**Aim of the exercise**
Leave the pictures out and print every record below exactly as it stands.
─── Data rows
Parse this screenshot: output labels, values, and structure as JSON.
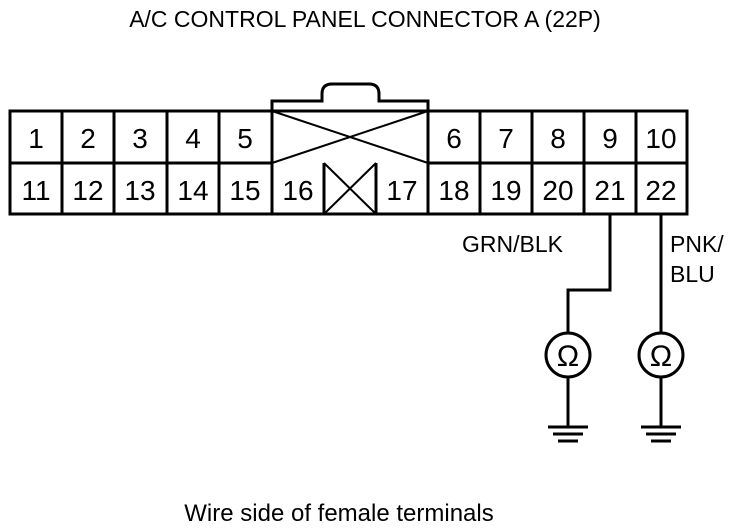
{
  "title": "A/C CONTROL PANEL CONNECTOR A (22P)",
  "connector": {
    "top_row": [
      "1",
      "2",
      "3",
      "4",
      "5",
      "6",
      "7",
      "8",
      "9",
      "10"
    ],
    "bottom_row": [
      "11",
      "12",
      "13",
      "14",
      "15",
      "16",
      "17",
      "18",
      "19",
      "20",
      "21",
      "22"
    ]
  },
  "wires": {
    "left": "GRN/BLK",
    "right_line1": "PNK/",
    "right_line2": "BLU"
  },
  "meter_symbol": "Ω",
  "caption": "Wire side of female terminals"
}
──────
**Solved exercise**
Parse this screenshot: output labels, values, and structure as JSON.
{
  "title": "A/C CONTROL PANEL CONNECTOR A (22P)",
  "connector": {
    "top_row": [
      "1",
      "2",
      "3",
      "4",
      "5",
      "6",
      "7",
      "8",
      "9",
      "10"
    ],
    "bottom_row": [
      "11",
      "12",
      "13",
      "14",
      "15",
      "16",
      "17",
      "18",
      "19",
      "20",
      "21",
      "22"
    ]
  },
  "wires": {
    "left": "GRN/BLK",
    "right_line1": "PNK/",
    "right_line2": "BLU"
  },
  "meter_symbol": "Ω",
  "caption": "Wire side of female terminals"
}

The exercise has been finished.